## Directions:
Gather up the lines with the word "subtitle" in them.

Dataset records:
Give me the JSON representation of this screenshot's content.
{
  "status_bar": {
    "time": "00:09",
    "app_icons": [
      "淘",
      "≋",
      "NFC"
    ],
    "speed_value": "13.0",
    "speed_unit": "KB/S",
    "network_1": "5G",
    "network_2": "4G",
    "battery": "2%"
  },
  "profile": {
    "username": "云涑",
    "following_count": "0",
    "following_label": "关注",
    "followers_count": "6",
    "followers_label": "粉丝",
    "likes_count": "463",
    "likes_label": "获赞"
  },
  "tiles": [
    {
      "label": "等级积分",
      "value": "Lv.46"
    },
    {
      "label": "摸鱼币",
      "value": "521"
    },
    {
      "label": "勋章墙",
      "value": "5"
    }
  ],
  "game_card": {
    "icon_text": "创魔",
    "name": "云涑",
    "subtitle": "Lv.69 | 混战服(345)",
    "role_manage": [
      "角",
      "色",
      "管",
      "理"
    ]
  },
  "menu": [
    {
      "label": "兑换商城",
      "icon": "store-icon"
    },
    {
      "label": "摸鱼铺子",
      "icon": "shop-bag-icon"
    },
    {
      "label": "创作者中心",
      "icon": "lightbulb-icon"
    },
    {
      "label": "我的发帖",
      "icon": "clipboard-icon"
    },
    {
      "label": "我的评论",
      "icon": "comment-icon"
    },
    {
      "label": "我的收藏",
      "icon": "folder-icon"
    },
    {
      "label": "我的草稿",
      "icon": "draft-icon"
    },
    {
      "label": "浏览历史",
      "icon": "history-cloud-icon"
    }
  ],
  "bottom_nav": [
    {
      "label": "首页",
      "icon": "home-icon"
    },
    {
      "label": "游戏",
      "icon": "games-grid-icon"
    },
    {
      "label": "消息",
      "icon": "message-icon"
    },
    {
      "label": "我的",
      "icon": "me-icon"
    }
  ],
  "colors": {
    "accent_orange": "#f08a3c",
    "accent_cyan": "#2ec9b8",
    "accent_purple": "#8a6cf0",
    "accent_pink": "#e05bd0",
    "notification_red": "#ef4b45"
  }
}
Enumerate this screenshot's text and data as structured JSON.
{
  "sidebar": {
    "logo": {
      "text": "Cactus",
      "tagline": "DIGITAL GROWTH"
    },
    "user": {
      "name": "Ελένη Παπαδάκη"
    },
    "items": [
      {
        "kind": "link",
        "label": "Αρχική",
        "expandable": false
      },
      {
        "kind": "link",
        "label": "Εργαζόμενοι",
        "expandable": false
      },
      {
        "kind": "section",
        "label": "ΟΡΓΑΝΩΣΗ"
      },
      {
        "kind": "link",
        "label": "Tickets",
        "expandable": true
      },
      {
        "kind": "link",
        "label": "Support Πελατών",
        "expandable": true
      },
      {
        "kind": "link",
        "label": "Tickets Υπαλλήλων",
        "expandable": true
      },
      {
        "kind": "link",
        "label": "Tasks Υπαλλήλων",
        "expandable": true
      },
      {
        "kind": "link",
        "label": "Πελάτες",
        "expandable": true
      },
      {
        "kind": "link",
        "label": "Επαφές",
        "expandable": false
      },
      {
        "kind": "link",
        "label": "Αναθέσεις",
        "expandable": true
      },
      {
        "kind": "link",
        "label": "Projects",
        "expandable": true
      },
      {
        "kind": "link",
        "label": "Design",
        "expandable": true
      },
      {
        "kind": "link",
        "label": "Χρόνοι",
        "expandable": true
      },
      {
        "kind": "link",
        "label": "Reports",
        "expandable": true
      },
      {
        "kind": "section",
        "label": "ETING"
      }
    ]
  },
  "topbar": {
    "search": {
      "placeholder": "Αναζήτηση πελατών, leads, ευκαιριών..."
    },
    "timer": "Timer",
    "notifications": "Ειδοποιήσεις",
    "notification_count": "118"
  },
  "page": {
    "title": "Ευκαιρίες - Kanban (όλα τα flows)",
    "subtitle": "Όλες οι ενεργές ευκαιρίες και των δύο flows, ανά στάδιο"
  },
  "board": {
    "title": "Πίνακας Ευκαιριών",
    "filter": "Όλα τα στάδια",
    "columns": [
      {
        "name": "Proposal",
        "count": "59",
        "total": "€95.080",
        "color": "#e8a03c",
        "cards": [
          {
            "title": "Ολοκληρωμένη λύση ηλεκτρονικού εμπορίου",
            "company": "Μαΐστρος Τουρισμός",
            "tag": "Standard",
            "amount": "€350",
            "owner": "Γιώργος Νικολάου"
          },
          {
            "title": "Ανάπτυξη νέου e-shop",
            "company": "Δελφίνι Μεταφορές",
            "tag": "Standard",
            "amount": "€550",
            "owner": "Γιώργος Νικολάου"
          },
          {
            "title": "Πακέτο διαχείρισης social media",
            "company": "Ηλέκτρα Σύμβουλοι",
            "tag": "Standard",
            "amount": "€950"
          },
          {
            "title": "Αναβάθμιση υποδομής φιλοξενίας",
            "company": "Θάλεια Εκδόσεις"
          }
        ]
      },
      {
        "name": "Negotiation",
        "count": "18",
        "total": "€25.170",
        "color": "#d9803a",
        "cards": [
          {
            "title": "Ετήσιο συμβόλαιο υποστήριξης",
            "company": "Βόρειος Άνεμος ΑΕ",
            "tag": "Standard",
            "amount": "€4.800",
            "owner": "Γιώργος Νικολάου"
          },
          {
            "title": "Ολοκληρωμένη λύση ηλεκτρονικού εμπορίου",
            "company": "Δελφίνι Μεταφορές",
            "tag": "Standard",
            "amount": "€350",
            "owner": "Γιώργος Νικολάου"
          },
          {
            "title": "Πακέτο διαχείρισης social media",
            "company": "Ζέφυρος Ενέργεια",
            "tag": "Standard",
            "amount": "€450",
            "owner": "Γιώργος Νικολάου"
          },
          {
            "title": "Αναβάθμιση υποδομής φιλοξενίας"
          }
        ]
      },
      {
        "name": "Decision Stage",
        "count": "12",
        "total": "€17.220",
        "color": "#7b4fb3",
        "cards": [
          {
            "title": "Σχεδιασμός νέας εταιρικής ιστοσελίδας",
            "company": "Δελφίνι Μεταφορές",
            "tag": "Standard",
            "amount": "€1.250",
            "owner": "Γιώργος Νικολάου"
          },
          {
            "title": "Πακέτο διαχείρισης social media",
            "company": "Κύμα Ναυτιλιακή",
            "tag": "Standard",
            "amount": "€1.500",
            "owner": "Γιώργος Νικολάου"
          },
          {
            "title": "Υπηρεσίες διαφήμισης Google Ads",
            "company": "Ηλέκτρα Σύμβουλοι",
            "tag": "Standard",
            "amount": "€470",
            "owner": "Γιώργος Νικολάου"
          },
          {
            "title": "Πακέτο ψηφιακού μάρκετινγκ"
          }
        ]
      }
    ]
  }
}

## Written answer:
    "subtitle": "Lv.69 | 混战服(345)",
    "subtitle": "Όλες οι ενεργές ευκαιρίες και των δύο flows, ανά στάδιο"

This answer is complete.